With the pictures omitted, write out the entries that follow exactly as they stand.

Structured figure records
==*==
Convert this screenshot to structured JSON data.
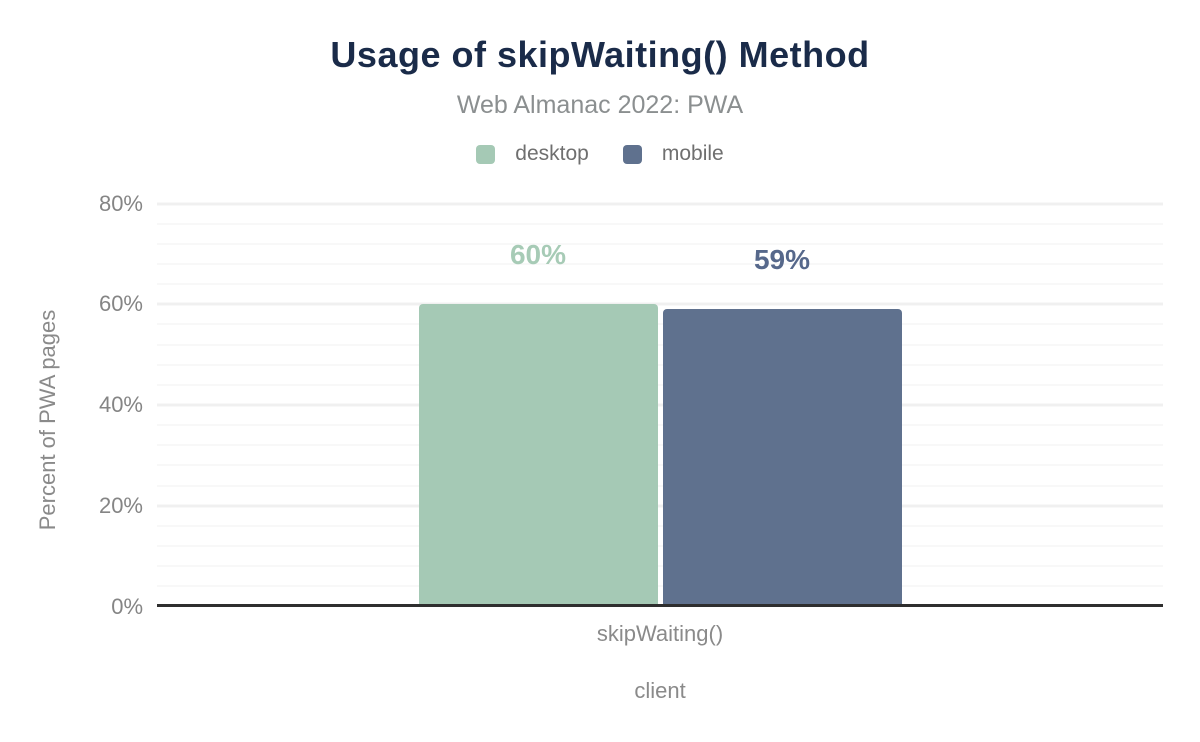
{
  "chart_data": {
    "type": "bar",
    "title": "Usage of skipWaiting() Method",
    "subtitle": "Web Almanac 2022: PWA",
    "categories": [
      "skipWaiting()"
    ],
    "series": [
      {
        "name": "desktop",
        "values": [
          60
        ],
        "value_labels": [
          "60%"
        ],
        "color": "#a5c9b5",
        "label_color": "#a7cbb6"
      },
      {
        "name": "mobile",
        "values": [
          59
        ],
        "value_labels": [
          "59%"
        ],
        "color": "#5f718e",
        "label_color": "#56688b"
      }
    ],
    "xlabel": "client",
    "ylabel": "Percent of PWA pages",
    "ylim": [
      0,
      80
    ],
    "y_tick_step": 20,
    "y_minor_grid_step": 4,
    "y_tick_labels": [
      "0%",
      "20%",
      "40%",
      "60%",
      "80%"
    ],
    "grid": "on",
    "legend_position": "top-center"
  },
  "colors": {
    "title": "#1a2b49",
    "subtitle": "#8b8f90",
    "axis_text": "#8a8a8a",
    "legend_text": "#6f6f6f",
    "axis_line": "#2e2e2e",
    "grid_major": "#f0f0f0",
    "grid_minor": "#f8f8f8",
    "background": "#ffffff"
  }
}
==*==
--- COMPLETED TASK ---
Convert this screenshot to structured JSON data.
{
  "chart_data": {
    "type": "bar",
    "title": "Usage of skipWaiting() Method",
    "subtitle": "Web Almanac 2022: PWA",
    "categories": [
      "skipWaiting()"
    ],
    "series": [
      {
        "name": "desktop",
        "values": [
          60
        ],
        "value_labels": [
          "60%"
        ],
        "color": "#a5c9b5",
        "label_color": "#a7cbb6"
      },
      {
        "name": "mobile",
        "values": [
          59
        ],
        "value_labels": [
          "59%"
        ],
        "color": "#5f718e",
        "label_color": "#56688b"
      }
    ],
    "xlabel": "client",
    "ylabel": "Percent of PWA pages",
    "ylim": [
      0,
      80
    ],
    "y_tick_step": 20,
    "y_minor_grid_step": 4,
    "y_tick_labels": [
      "0%",
      "20%",
      "40%",
      "60%",
      "80%"
    ],
    "grid": "on",
    "legend_position": "top-center"
  },
  "colors": {
    "title": "#1a2b49",
    "subtitle": "#8b8f90",
    "axis_text": "#8a8a8a",
    "legend_text": "#6f6f6f",
    "axis_line": "#2e2e2e",
    "grid_major": "#f0f0f0",
    "grid_minor": "#f8f8f8",
    "background": "#ffffff"
  }
}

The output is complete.